▸ **Work to be completed**: Recast the material as a Markdown table with the columns "Row" and "Line," starting at its first line and stopping after the line that contains "info-button[interactable]: i xyxy=(565,38,582,55)". Leave out blank lines.
--- start of Data for this exercise ---
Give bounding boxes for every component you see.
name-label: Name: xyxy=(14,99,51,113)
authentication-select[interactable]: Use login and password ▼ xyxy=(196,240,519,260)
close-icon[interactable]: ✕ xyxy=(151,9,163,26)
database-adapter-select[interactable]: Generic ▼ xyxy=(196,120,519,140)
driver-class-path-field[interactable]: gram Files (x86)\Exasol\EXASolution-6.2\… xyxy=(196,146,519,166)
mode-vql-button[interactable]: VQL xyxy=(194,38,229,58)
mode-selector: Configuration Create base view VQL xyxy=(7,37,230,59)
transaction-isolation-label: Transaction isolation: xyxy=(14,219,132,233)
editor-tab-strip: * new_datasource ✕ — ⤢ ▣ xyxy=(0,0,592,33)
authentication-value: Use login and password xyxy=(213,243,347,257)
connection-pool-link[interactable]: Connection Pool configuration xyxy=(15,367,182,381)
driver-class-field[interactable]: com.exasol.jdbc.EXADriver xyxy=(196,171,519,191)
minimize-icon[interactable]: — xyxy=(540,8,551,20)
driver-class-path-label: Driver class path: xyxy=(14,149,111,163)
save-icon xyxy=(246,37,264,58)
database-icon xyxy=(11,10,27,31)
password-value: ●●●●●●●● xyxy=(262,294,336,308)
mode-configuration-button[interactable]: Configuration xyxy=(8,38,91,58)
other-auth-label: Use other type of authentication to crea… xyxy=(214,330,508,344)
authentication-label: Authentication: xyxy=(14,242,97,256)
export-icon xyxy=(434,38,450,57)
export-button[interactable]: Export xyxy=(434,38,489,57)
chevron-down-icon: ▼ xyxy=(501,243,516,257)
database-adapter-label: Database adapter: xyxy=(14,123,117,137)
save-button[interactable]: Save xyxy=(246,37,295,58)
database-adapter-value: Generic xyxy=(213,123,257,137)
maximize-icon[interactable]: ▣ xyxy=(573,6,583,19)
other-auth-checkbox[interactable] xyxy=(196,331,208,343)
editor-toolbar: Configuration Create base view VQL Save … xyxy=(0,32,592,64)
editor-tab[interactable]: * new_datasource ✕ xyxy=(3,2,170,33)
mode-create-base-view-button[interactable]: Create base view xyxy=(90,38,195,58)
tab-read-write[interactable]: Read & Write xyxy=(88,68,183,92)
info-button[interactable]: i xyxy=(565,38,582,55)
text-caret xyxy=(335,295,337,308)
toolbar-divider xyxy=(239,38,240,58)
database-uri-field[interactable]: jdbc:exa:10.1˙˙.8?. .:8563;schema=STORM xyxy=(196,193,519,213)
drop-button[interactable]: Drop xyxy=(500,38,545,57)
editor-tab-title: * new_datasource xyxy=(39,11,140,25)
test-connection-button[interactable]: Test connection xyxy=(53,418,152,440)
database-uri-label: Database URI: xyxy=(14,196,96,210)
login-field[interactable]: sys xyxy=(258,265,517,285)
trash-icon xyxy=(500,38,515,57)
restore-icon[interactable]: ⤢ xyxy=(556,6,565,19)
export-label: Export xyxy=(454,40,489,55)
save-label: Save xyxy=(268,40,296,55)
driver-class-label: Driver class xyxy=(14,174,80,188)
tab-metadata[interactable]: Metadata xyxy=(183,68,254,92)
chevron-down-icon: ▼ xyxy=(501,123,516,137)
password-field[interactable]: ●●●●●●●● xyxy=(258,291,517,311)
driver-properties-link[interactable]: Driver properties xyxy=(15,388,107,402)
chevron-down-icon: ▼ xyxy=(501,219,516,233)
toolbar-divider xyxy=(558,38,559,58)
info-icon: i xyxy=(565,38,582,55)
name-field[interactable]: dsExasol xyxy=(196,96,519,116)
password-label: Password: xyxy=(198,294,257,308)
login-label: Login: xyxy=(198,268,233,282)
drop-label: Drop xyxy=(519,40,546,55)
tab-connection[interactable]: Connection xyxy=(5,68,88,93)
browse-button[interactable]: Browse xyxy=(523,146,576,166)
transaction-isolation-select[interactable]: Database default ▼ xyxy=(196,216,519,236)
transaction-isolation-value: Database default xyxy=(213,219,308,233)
--- end of Data for this exercise ---
▸ **Response for this exercise**:
| Row | Line |
|---|---|
| 1 | Give bounding boxes for every component you see. |
| 2 | name-label: Name: xyxy=(14,99,51,113) |
| 3 | authentication-select[interactable]: Use login and password ▼ xyxy=(196,240,519,260) |
| 4 | close-icon[interactable]: ✕ xyxy=(151,9,163,26) |
| 5 | database-adapter-select[interactable]: Generic ▼ xyxy=(196,120,519,140) |
| 6 | driver-class-path-field[interactable]: gram Files (x86)\Exasol\EXASolution-6.2\… xyxy=(196,146,519,166) |
| 7 | mode-vql-button[interactable]: VQL xyxy=(194,38,229,58) |
| 8 | mode-selector: Configuration Create base view VQL xyxy=(7,37,230,59) |
| 9 | transaction-isolation-label: Transaction isolation: xyxy=(14,219,132,233) |
| 10 | editor-tab-strip: * new_datasource ✕ — ⤢ ▣ xyxy=(0,0,592,33) |
| 11 | authentication-value: Use login and password xyxy=(213,243,347,257) |
| 12 | connection-pool-link[interactable]: Connection Pool configuration xyxy=(15,367,182,381) |
| 13 | driver-class-field[interactable]: com.exasol.jdbc.EXADriver xyxy=(196,171,519,191) |
| 14 | minimize-icon[interactable]: — xyxy=(540,8,551,20) |
| 15 | driver-class-path-label: Driver class path: xyxy=(14,149,111,163) |
| 16 | save-icon xyxy=(246,37,264,58) |
| 17 | database-icon xyxy=(11,10,27,31) |
| 18 | password-value: ●●●●●●●● xyxy=(262,294,336,308) |
| 19 | mode-configuration-button[interactable]: Configuration xyxy=(8,38,91,58) |
| 20 | other-auth-label: Use other type of authentication to crea… xyxy=(214,330,508,344) |
| 21 | authentication-label: Authentication: xyxy=(14,242,97,256) |
| 22 | export-icon xyxy=(434,38,450,57) |
| 23 | export-button[interactable]: Export xyxy=(434,38,489,57) |
| 24 | chevron-down-icon: ▼ xyxy=(501,243,516,257) |
| 25 | database-adapter-label: Database adapter: xyxy=(14,123,117,137) |
| 26 | save-button[interactable]: Save xyxy=(246,37,295,58) |
| 27 | database-adapter-value: Generic xyxy=(213,123,257,137) |
| 28 | maximize-icon[interactable]: ▣ xyxy=(573,6,583,19) |
| 29 | other-auth-checkbox[interactable] xyxy=(196,331,208,343) |
| 30 | editor-toolbar: Configuration Create base view VQL Save … xyxy=(0,32,592,64) |
| 31 | editor-tab[interactable]: * new_datasource ✕ xyxy=(3,2,170,33) |
| 32 | mode-create-base-view-button[interactable]: Create base view xyxy=(90,38,195,58) |
| 33 | tab-read-write[interactable]: Read & Write xyxy=(88,68,183,92) |
| 34 | info-button[interactable]: i xyxy=(565,38,582,55) |